Page text:

------------------------------------------------------------

Webinar explores how cultural contexts shape neuroethics

April 22, 2024

Webinar finds new relevance

Following this year's annual meeting of the International Neuroethics Society (INS), we are re-visiting our webinar in 2023 – "Neuroethics in Context: Perspectives from Latin America". Abel Wajnerman Paz, one of the speakers from the webinar event was also featured during the INS annual meeting on a panel discussing neurorights.

Below we provide a summary of the webinar, and we invite you to re-watch the talks and consider how we might better incorporate different cultural contexts into a global neuroethics.

------------------------------------------------------------

Dataset records:
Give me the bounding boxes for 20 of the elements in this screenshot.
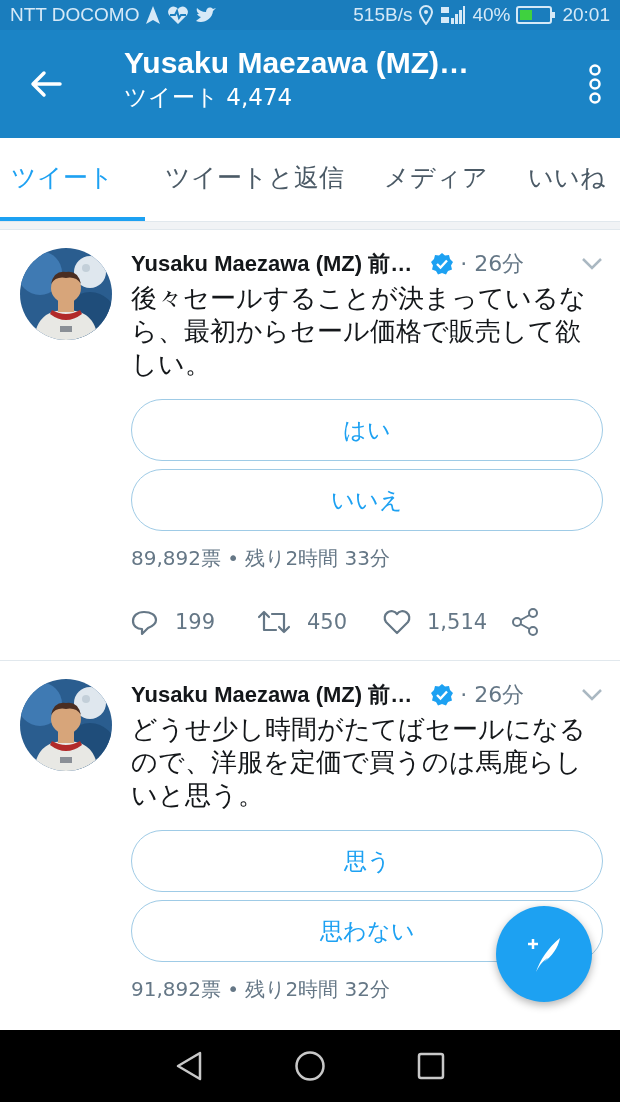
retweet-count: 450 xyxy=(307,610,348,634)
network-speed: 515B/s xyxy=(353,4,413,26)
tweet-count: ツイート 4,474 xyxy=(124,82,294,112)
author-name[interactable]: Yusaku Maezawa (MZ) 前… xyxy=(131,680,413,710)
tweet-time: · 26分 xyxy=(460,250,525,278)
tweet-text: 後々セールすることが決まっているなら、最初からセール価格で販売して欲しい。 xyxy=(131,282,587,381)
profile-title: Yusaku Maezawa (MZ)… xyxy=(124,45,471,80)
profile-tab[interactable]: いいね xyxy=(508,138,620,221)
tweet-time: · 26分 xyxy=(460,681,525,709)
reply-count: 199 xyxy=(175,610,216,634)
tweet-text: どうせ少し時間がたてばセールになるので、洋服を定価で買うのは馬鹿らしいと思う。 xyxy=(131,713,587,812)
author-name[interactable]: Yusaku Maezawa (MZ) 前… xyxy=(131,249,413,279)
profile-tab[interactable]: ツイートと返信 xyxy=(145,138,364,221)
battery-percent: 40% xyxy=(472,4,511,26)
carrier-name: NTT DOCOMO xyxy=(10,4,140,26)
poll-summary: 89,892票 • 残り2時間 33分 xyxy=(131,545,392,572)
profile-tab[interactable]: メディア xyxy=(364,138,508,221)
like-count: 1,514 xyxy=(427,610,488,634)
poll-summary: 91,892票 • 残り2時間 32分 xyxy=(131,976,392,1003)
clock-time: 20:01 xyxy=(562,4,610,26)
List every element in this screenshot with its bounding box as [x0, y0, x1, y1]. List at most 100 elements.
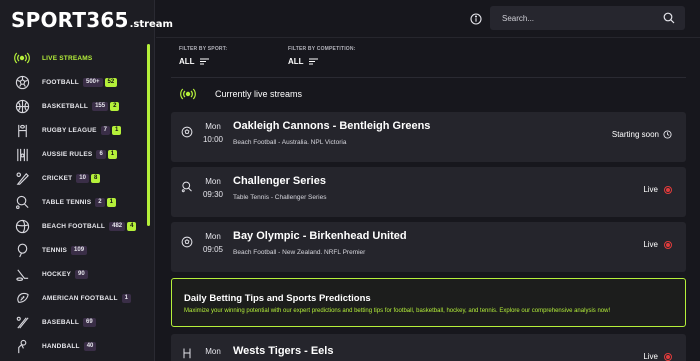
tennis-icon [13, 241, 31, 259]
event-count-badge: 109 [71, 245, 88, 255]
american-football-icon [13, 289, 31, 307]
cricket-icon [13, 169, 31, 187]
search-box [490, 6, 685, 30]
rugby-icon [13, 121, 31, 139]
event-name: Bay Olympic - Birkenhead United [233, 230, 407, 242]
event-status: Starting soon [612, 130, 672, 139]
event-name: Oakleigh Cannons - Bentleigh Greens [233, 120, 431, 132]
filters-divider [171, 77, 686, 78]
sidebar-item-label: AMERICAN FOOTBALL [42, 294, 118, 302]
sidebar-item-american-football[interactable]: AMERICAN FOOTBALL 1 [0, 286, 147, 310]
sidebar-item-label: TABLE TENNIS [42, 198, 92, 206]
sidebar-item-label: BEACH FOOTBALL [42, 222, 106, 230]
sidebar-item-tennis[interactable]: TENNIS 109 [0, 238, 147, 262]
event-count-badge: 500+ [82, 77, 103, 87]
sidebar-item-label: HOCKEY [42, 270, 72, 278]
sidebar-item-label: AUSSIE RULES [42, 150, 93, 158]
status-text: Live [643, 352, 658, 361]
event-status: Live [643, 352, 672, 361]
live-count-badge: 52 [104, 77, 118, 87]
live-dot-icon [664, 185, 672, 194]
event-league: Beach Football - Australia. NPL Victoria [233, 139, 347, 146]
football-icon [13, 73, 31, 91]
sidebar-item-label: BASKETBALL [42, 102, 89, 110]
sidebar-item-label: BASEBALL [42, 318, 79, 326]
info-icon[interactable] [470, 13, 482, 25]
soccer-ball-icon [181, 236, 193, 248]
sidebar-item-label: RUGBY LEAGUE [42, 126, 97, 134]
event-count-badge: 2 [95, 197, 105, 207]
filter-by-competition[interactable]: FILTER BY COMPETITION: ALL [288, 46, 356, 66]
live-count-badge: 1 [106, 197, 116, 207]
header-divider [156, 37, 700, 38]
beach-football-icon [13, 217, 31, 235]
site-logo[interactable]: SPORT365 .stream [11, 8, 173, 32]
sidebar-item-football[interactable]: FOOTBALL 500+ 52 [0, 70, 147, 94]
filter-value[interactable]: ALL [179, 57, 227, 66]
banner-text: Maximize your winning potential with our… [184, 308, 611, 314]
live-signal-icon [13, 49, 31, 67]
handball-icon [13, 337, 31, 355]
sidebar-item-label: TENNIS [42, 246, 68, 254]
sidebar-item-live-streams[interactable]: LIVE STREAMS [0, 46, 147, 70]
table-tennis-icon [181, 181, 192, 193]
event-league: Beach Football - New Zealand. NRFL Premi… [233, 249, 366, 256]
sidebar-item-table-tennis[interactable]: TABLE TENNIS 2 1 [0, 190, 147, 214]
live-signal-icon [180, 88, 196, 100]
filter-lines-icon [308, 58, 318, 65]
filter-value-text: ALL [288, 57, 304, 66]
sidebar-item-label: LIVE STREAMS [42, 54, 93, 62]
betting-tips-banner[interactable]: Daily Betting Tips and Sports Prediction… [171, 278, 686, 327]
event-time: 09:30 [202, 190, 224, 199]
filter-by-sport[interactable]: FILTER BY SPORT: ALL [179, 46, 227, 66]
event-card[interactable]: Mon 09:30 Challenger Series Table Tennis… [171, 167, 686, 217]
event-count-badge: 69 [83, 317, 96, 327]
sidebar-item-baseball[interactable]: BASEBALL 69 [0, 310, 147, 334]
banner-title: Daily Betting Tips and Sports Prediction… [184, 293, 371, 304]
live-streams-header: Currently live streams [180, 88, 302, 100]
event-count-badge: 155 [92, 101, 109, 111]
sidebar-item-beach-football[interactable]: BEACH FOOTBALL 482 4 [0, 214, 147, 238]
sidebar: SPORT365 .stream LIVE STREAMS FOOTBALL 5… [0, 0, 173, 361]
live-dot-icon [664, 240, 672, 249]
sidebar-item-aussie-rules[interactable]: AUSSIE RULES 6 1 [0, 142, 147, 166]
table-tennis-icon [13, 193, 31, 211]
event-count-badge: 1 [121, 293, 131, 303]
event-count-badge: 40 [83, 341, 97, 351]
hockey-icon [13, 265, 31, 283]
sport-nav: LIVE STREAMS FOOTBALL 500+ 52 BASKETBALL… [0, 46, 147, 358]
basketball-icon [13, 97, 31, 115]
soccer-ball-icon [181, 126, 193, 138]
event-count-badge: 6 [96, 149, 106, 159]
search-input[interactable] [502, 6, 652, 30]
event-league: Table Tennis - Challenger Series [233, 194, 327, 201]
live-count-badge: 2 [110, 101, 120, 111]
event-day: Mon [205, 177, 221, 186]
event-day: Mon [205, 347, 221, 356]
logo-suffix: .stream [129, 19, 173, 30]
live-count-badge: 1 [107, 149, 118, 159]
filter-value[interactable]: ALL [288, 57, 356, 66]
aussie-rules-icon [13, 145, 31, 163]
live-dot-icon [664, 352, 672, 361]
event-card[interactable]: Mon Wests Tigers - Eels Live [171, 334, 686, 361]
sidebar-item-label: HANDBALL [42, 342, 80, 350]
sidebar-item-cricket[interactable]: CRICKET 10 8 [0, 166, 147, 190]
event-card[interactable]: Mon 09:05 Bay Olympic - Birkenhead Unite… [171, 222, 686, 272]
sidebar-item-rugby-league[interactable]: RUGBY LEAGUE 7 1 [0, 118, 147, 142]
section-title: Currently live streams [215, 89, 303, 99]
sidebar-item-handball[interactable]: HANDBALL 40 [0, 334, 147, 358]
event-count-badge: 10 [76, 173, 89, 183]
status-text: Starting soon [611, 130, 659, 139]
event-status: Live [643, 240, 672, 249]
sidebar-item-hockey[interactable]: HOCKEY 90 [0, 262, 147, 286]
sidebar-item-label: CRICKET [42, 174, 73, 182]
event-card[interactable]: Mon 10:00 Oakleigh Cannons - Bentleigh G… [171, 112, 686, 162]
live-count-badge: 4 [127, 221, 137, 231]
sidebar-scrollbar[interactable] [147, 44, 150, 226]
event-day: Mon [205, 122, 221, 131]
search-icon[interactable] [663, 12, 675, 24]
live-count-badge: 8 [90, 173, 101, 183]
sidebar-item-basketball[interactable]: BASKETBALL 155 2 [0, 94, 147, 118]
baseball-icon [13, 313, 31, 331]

------------------------------------------------------------

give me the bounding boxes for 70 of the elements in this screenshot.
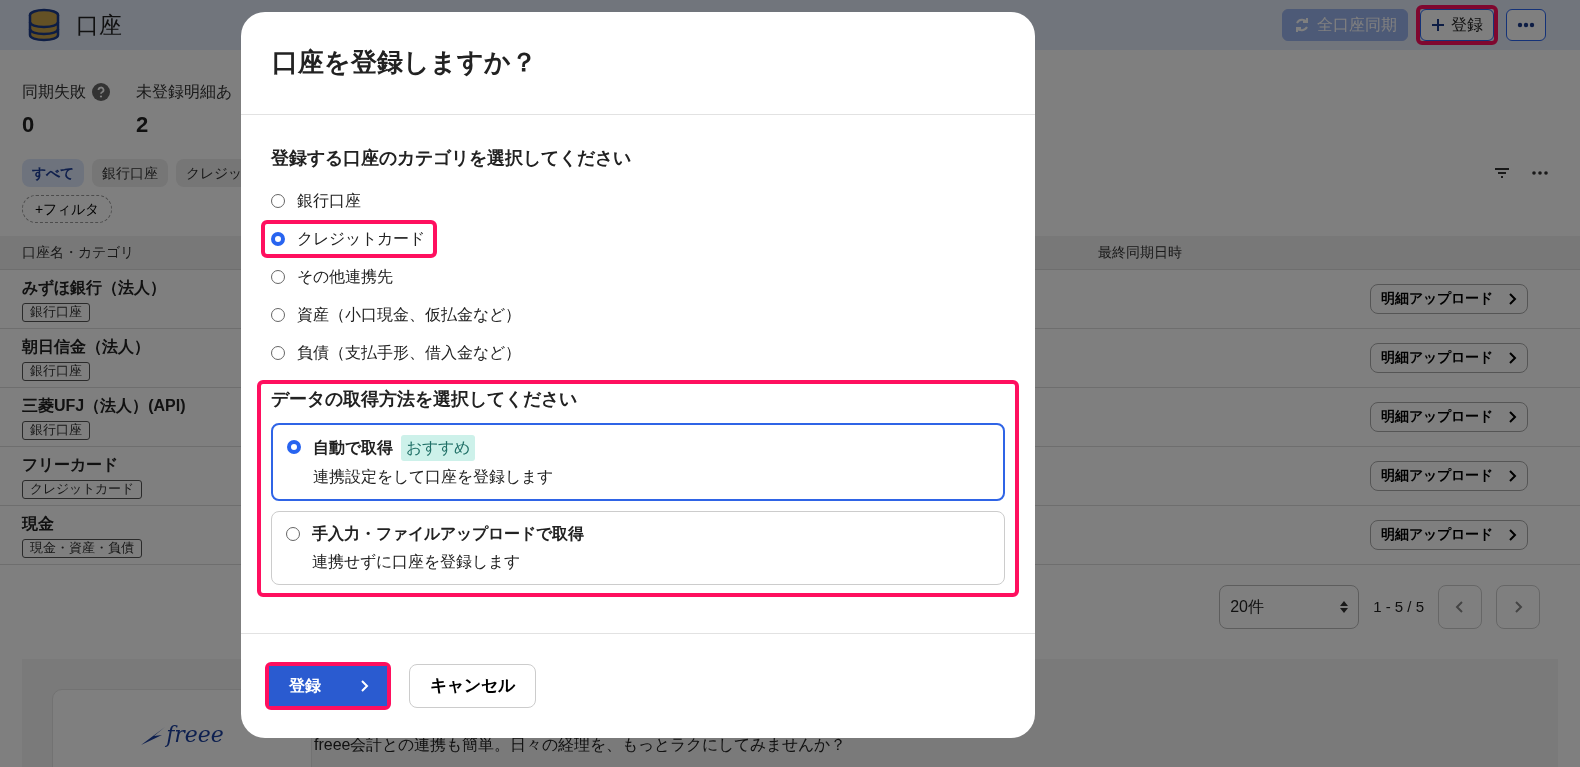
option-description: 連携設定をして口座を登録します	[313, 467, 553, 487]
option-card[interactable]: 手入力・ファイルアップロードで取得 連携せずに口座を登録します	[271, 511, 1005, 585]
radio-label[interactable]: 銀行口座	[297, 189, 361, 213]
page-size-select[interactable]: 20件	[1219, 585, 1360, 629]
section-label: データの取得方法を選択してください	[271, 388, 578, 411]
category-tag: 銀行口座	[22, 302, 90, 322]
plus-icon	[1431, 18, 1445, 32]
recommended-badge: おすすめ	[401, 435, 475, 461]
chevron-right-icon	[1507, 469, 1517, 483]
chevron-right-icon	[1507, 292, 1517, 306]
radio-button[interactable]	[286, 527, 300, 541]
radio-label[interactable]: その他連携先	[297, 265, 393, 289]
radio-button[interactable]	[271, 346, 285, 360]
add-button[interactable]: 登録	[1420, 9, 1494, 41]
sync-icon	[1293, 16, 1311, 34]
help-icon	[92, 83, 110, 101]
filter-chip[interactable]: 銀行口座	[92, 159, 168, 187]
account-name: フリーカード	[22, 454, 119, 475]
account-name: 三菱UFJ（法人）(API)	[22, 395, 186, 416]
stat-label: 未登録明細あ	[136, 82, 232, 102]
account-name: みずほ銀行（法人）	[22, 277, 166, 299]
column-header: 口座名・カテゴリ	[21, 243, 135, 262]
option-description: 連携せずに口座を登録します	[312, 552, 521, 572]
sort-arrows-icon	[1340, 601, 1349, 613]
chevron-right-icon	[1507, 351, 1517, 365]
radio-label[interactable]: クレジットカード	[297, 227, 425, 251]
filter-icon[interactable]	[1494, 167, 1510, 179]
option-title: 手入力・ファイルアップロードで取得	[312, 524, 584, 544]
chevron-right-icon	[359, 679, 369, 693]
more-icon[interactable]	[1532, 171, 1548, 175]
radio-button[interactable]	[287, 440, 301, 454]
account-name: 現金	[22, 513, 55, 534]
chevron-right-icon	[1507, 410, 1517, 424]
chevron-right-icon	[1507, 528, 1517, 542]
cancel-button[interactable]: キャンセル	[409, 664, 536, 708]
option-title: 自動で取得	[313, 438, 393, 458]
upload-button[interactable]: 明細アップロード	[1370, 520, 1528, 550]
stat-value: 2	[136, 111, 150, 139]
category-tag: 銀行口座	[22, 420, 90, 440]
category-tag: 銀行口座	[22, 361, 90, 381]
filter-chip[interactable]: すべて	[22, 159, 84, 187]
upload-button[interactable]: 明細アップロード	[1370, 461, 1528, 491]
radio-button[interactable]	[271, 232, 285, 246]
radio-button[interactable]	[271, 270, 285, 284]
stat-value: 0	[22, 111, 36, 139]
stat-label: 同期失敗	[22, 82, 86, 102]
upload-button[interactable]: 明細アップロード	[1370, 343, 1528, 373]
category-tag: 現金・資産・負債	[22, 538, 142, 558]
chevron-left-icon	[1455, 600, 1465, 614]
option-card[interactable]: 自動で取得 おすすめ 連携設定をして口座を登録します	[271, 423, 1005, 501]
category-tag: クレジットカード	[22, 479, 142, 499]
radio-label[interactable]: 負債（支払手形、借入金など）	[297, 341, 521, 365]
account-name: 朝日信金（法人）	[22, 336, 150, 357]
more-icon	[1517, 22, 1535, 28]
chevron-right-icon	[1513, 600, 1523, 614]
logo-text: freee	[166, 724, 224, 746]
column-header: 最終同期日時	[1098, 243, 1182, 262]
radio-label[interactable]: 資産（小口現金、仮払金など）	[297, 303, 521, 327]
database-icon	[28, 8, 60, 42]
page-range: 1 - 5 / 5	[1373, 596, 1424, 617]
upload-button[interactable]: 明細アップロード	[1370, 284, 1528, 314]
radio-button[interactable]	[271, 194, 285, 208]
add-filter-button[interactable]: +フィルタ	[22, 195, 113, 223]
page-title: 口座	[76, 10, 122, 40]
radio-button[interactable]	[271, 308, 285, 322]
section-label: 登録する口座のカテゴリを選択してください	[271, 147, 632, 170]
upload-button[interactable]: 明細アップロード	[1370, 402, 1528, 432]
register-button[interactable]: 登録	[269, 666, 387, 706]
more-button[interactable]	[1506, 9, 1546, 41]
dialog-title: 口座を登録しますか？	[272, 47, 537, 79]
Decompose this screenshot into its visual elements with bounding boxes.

------------------------------------------------------------

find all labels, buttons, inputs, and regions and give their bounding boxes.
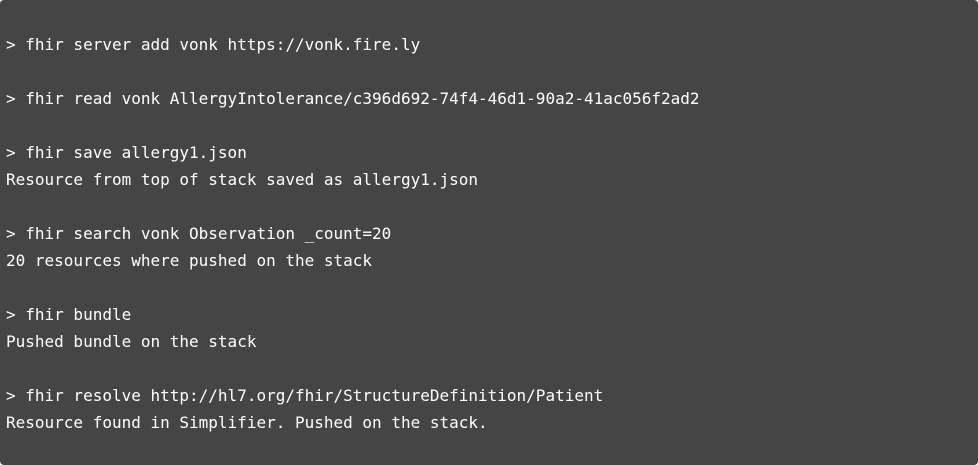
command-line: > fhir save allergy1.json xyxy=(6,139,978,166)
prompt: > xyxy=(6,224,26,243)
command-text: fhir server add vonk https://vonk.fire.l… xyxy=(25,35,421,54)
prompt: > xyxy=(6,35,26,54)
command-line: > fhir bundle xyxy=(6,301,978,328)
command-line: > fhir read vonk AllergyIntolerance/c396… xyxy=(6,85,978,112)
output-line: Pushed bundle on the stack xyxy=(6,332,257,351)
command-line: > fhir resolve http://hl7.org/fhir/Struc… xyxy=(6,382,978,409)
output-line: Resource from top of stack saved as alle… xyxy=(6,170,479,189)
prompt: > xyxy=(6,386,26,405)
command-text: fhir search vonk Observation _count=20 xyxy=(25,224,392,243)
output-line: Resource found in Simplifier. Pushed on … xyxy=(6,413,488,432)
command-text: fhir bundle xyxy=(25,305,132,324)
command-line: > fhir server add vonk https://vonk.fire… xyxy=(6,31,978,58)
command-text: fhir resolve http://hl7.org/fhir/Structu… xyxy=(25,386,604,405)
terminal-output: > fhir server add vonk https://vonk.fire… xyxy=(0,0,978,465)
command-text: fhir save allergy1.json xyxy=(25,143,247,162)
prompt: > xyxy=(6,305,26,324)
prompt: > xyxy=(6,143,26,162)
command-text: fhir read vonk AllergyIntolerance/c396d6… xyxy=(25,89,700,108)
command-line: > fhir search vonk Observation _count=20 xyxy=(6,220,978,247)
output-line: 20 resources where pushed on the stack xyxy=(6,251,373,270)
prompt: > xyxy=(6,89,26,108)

------------------------------------------------------------

Stated goal:
Could you carry on the neuroethics webinar piece, picking up right after its final sentence? None of these lines relate to the neuroethics webinar piece.

Result of the task:
Summary of the event

In recent times, different national, regional, and cultural sensibilities are actively participating in discussions on how best to address the ethical, legal, and social implications of neuroscience and neurotechnology. These discussions are not only about how neuroscientific advances can affect people who identify with diverse sensibilities, but also (and importantly) about how diverse cultural perspectives can provide novel insights that help advance neuroethical research with global implications. On October 5, 2023, the UC Berkeley Kavli Center for Ethics, Science, and the Public (KCESP) hosted an international webinar on this topic with speakers Arleen Salles, Karen Herrera-Ferrá, Abel Wajnerman Paz, and Renato Cardoso. This webinar was moderated by KCESP postdoc José Muñoz.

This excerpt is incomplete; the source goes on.